## WHAT IS EXPECTED:
Each entry must be reproduced precisely as it stands.

* Start THE INPUT *

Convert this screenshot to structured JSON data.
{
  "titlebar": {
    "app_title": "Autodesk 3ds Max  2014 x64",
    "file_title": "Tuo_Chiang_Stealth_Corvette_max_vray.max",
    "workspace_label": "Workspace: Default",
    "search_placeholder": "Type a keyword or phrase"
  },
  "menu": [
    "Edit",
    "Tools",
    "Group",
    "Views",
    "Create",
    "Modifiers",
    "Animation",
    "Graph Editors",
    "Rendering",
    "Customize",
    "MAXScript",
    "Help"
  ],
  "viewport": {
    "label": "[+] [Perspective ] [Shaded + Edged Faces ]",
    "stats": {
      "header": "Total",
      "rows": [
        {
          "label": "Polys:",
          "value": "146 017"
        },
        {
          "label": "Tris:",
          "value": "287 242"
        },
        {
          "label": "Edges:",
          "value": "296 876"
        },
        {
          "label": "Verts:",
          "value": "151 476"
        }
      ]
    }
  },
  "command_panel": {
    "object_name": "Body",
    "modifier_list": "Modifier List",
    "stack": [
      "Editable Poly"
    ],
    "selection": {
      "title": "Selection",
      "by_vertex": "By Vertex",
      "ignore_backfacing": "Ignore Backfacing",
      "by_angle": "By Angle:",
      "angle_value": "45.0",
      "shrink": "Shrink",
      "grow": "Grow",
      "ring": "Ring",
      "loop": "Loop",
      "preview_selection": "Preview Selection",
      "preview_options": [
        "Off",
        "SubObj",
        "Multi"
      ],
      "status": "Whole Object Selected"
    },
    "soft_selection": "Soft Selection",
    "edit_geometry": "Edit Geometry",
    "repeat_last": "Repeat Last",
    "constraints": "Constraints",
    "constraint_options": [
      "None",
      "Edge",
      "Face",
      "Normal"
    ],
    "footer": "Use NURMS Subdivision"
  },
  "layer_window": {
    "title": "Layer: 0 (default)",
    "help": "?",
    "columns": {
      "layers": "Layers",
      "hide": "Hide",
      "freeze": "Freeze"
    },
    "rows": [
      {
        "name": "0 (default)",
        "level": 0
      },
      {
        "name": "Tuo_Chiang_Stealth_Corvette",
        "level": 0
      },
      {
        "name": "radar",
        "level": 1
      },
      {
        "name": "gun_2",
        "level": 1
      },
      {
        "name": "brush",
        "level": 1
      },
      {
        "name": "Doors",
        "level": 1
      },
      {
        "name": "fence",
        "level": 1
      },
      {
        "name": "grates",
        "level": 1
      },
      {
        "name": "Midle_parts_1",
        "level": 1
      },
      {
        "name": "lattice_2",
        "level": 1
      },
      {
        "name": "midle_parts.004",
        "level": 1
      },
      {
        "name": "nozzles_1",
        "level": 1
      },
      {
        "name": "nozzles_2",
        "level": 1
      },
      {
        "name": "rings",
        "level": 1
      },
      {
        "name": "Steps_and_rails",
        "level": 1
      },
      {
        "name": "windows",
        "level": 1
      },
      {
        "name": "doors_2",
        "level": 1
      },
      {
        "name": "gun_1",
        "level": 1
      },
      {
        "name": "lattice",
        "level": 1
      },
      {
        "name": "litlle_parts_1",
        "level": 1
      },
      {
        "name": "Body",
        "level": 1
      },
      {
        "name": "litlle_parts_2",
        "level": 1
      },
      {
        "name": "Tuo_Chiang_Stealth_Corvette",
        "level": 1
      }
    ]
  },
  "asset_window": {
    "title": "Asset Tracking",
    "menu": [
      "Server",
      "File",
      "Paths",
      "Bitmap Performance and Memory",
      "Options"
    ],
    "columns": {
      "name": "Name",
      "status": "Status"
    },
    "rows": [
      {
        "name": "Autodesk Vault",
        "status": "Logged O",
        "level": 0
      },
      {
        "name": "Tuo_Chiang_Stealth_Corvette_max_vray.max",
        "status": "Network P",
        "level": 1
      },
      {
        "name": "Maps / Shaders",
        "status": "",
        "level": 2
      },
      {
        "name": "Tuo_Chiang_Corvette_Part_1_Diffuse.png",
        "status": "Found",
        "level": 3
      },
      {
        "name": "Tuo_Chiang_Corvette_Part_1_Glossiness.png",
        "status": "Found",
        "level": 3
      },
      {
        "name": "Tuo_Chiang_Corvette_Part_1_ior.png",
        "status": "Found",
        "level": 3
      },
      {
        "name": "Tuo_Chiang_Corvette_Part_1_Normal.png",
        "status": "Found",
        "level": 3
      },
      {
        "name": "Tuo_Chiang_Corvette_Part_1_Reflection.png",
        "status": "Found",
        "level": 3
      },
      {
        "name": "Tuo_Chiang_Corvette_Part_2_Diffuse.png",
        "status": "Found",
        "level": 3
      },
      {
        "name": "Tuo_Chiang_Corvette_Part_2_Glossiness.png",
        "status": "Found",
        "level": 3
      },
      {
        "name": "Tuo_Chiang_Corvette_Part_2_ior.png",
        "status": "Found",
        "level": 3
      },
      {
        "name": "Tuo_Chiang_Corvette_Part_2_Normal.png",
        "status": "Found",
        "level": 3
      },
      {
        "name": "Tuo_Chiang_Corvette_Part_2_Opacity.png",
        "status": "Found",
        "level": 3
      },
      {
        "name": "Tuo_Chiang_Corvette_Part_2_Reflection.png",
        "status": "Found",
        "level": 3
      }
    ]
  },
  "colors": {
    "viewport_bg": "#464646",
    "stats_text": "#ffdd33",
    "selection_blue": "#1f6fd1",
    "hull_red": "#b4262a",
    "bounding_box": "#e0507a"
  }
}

* End THE INPUT *

## TASK OUTPUT:
Convert this screenshot to structured JSON data.
{
  "titlebar": {
    "app_title": "Autodesk 3ds Max  2014 x64",
    "file_title": "Tuo_Chiang_Stealth_Corvette_max_vray.max",
    "workspace_label": "Workspace: Default",
    "search_placeholder": "Type a keyword or phrase"
  },
  "menu": [
    "Edit",
    "Tools",
    "Group",
    "Views",
    "Create",
    "Modifiers",
    "Animation",
    "Graph Editors",
    "Rendering",
    "Customize",
    "MAXScript",
    "Help"
  ],
  "viewport": {
    "label": "[+] [Perspective ] [Shaded + Edged Faces ]",
    "stats": {
      "header": "Total",
      "rows": [
        {
          "label": "Polys:",
          "value": "146 017"
        },
        {
          "label": "Tris:",
          "value": "287 242"
        },
        {
          "label": "Edges:",
          "value": "296 876"
        },
        {
          "label": "Verts:",
          "value": "151 476"
        }
      ]
    }
  },
  "command_panel": {
    "object_name": "Body",
    "modifier_list": "Modifier List",
    "stack": [
      "Editable Poly"
    ],
    "selection": {
      "title": "Selection",
      "by_vertex": "By Vertex",
      "ignore_backfacing": "Ignore Backfacing",
      "by_angle": "By Angle:",
      "angle_value": "45.0",
      "shrink": "Shrink",
      "grow": "Grow",
      "ring": "Ring",
      "loop": "Loop",
      "preview_selection": "Preview Selection",
      "preview_options": [
        "Off",
        "SubObj",
        "Multi"
      ],
      "status": "Whole Object Selected"
    },
    "soft_selection": "Soft Selection",
    "edit_geometry": "Edit Geometry",
    "repeat_last": "Repeat Last",
    "constraints": "Constraints",
    "constraint_options": [
      "None",
      "Edge",
      "Face",
      "Normal"
    ],
    "footer": "Use NURMS Subdivision"
  },
  "layer_window": {
    "title": "Layer: 0 (default)",
    "help": "?",
    "columns": {
      "layers": "Layers",
      "hide": "Hide",
      "freeze": "Freeze"
    },
    "rows": [
      {
        "name": "0 (default)",
        "level": 0
      },
      {
        "name": "Tuo_Chiang_Stealth_Corvette",
        "level": 0
      },
      {
        "name": "radar",
        "level": 1
      },
      {
        "name": "gun_2",
        "level": 1
      },
      {
        "name": "brush",
        "level": 1
      },
      {
        "name": "Doors",
        "level": 1
      },
      {
        "name": "fence",
        "level": 1
      },
      {
        "name": "grates",
        "level": 1
      },
      {
        "name": "Midle_parts_1",
        "level": 1
      },
      {
        "name": "lattice_2",
        "level": 1
      },
      {
        "name": "midle_parts.004",
        "level": 1
      },
      {
        "name": "nozzles_1",
        "level": 1
      },
      {
        "name": "nozzles_2",
        "level": 1
      },
      {
        "name": "rings",
        "level": 1
      },
      {
        "name": "Steps_and_rails",
        "level": 1
      },
      {
        "name": "windows",
        "level": 1
      },
      {
        "name": "doors_2",
        "level": 1
      },
      {
        "name": "gun_1",
        "level": 1
      },
      {
        "name": "lattice",
        "level": 1
      },
      {
        "name": "litlle_parts_1",
        "level": 1
      },
      {
        "name": "Body",
        "level": 1
      },
      {
        "name": "litlle_parts_2",
        "level": 1
      },
      {
        "name": "Tuo_Chiang_Stealth_Corvette",
        "level": 1
      }
    ]
  },
  "asset_window": {
    "title": "Asset Tracking",
    "menu": [
      "Server",
      "File",
      "Paths",
      "Bitmap Performance and Memory",
      "Options"
    ],
    "columns": {
      "name": "Name",
      "status": "Status"
    },
    "rows": [
      {
        "name": "Autodesk Vault",
        "status": "Logged O",
        "level": 0
      },
      {
        "name": "Tuo_Chiang_Stealth_Corvette_max_vray.max",
        "status": "Network P",
        "level": 1
      },
      {
        "name": "Maps / Shaders",
        "status": "",
        "level": 2
      },
      {
        "name": "Tuo_Chiang_Corvette_Part_1_Diffuse.png",
        "status": "Found",
        "level": 3
      },
      {
        "name": "Tuo_Chiang_Corvette_Part_1_Glossiness.png",
        "status": "Found",
        "level": 3
      },
      {
        "name": "Tuo_Chiang_Corvette_Part_1_ior.png",
        "status": "Found",
        "level": 3
      },
      {
        "name": "Tuo_Chiang_Corvette_Part_1_Normal.png",
        "status": "Found",
        "level": 3
      },
      {
        "name": "Tuo_Chiang_Corvette_Part_1_Reflection.png",
        "status": "Found",
        "level": 3
      },
      {
        "name": "Tuo_Chiang_Corvette_Part_2_Diffuse.png",
        "status": "Found",
        "level": 3
      },
      {
        "name": "Tuo_Chiang_Corvette_Part_2_Glossiness.png",
        "status": "Found",
        "level": 3
      },
      {
        "name": "Tuo_Chiang_Corvette_Part_2_ior.png",
        "status": "Found",
        "level": 3
      },
      {
        "name": "Tuo_Chiang_Corvette_Part_2_Normal.png",
        "status": "Found",
        "level": 3
      },
      {
        "name": "Tuo_Chiang_Corvette_Part_2_Opacity.png",
        "status": "Found",
        "level": 3
      },
      {
        "name": "Tuo_Chiang_Corvette_Part_2_Reflection.png",
        "status": "Found",
        "level": 3
      }
    ]
  },
  "colors": {
    "viewport_bg": "#464646",
    "stats_text": "#ffdd33",
    "selection_blue": "#1f6fd1",
    "hull_red": "#b4262a",
    "bounding_box": "#e0507a"
  }
}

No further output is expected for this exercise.